* [Estratto della fonte]:
■ ■ ■ ■ ■ ■ ■
Ieri c’era troppa attesa, al San Luca.
Un’ora e quaranta per un appuntamento delle 9.40, non cacciar palle, non è un accumularsi di visite lunghe, non è quel “può capitare” che mi somministri quando finalmente tocca a me. E hai la sfiga di una paziente che non le basta “Buongiorno, mi dica”. Ti sfilano sotto il naso tutti quegli altri, aderiscono al loro nome di “pazienti” con ossequio, forse hanno paura che non li visiti, che li freghi sulla diagnosi. Io invece te lo chiedo come entro: “Come mai un’ora e quaranta di ritardo?”
Tento il sorriso con il primo medico donna che mi abbia mai fatto un ecocardio, ma lei rimane nel suo décolleté già abbronzato, il piccolo solitario carezza l’andatura del busto mentre con la sonda scruta. Il solo gesto gentile è aver abbassato l’aria condizionata che sta bene sul suo camice lungo. Mentre io sono carta vetrata dai brividi. L’eco precedente, che le ho portato, non le è piaciuto, le foto sono poche e scadenti. Insomma ha deciso di essere spiacevole. E quel brillantino che mi ricorda quello indossato per le mie nozze non favorisce il minimo contatto.
Finché sono libera. Sto bene. Sto male come al solito. Il soffio mitralico che lei chiama “moderato” perché lieve non basta, guardi qui: mi ha mostrato il monitor. Io i monitor li guardo solo quando c’ho un pesce in pancia. E già fatico: il bimbo è sempre girato, sempre dispettoso. Comunque c’è questa lingua azzurra, quasi una bandiera: mi dice che quello è reflusso, è sangue che non dovrebbe stare lì. Invece io me ne vengo via che fischietto come un filo d’erba: questa valvola, io, me la porto alla tomba così com’è, vedrai.
Fuori dalla sua cella frigorifera aspetto il referto. Lo danno subito. Il che non ripaga il ritardo né l’antipatia, ma almeno non dovrò tornare.
Le sedie si sono liberate, sotto un manifesto sul crescere sani ci sono cinque corpi placidi che non s’incazzano quanto me per un tempo scippato. Una si è presa tutta la fila. Tutta con quei suoi occhietti da giocattolo, incerti e pieni di cose, di vita e di secoli.
■ ■ ■ ■ ■ ■ ■
* [Compito assegnato]: Riprendi, per favore, il brano sopra sull'ecocardiogramma al San Luca e proseguilo dopo la sua ultima frase.

* [Dati forniti]:
■ ■ ■ ■ ■ ■ ■
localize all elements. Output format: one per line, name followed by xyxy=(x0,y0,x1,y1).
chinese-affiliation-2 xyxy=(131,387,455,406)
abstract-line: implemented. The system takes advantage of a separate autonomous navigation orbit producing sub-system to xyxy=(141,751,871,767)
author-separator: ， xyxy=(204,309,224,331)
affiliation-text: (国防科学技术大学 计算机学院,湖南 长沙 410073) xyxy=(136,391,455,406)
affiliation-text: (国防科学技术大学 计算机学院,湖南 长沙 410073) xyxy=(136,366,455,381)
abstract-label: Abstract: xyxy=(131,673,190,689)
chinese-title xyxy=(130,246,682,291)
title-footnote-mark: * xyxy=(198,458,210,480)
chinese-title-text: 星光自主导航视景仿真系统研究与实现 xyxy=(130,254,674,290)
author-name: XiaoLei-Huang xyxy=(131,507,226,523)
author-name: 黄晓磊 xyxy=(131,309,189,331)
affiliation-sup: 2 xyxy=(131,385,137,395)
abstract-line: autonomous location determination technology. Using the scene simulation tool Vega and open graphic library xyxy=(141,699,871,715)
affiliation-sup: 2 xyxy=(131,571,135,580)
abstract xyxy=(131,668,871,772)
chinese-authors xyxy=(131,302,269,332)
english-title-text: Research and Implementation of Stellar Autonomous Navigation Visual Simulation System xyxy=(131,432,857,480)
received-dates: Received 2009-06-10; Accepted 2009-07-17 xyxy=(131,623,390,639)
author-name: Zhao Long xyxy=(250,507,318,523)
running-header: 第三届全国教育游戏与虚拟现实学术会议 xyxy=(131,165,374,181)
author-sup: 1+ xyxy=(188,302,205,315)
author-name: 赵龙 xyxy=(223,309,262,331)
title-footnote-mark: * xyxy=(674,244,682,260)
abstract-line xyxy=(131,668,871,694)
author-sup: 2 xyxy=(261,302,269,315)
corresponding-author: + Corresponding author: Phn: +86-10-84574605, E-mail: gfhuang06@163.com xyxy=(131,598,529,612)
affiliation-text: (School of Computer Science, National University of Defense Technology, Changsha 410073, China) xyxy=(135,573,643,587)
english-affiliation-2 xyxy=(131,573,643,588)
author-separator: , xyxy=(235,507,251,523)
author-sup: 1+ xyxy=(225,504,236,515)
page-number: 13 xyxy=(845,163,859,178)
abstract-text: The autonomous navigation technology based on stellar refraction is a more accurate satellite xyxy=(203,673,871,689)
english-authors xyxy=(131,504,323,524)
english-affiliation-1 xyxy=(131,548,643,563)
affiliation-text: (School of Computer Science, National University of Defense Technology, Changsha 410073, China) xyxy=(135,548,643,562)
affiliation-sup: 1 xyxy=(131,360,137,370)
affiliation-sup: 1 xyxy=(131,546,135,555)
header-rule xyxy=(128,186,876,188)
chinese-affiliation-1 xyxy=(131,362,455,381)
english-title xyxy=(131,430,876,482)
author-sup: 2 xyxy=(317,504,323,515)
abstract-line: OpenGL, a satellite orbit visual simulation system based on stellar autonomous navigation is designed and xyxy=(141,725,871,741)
■ ■ ■ ■ ■ ■ ■
* [Esito del compito]:
– Compie cento anni domani. – Sua nipote sta dando l’annuncio a tutti. È per questo che ogni sguardo s’appiccica lì, su quel corpo piccino e secco, eppure perfetto. Le gambe asciutte, non una vena che pulsi gli anni, che spinga a fatica. Il volto buono, le guance riempite dal sorriso.
Ha sempre voluto fare di testa sua, la conosco così, in braccio a queste parole che addentano la stanza.
È il primo contatto che ho, che già me la rende amabile. Perché penso che
sono così anch’io, magari campo i suoi anni, tiro al 2072. Ci porto la mia valvola “moderata”.
Non ha la maschera per l’ossigeno, non ha una stampella. I capelli bianchi, gli occhiali, la dentatura allineata di quei supporti finti: non ha nulla in più, niente in meno, di una comune settantenne.
– E vivo da sola.
Mi sembra un po’ come un Dio, mi alzo, le chiedo se posso farle una foto. Poi chiacchieriamo, ci perdiamo in questi scambi. Le dico che sono una che s’incazza, avevo le palle girate per questa mattinata buttata via per colpa di un medico che non si è nemmeno scusato:
– Però adesso vedo lei, e mi è valsa la mattina, sa?
Negli occhi mi si mette una gioia buona, folle e ingenua.
– Posso stringerle la mano?
Così mi alzo, gliela stringo. Tocco quel piccolo secolo tutto chiuso in una vitiligine.
Sto per congedarmi, il mio referto è arrivato. Saluto tutti, le dico buon compleanno.
– Ma non mi ha fatto la foto…
– Ah, posso?
Vengo via con quell’immagine sul mio smartphone, coi suoi cent’anni oggi, le guerre che ha visto, il calamaio a scuola, la città che ha morsicato i campi e adesso digerisce a fatica grandi distese di cemento. L’arrivo della lavatrice, le automobili, dai primi telefoni a skype, la TV, e questo allungo finale in cui la tecnologia fuga ogni abitudine troppo in fretta.
Ho toccato cent’anni di storia, ho visto il Tempo: era seduto davanti a me. Gli ho stretto la mano.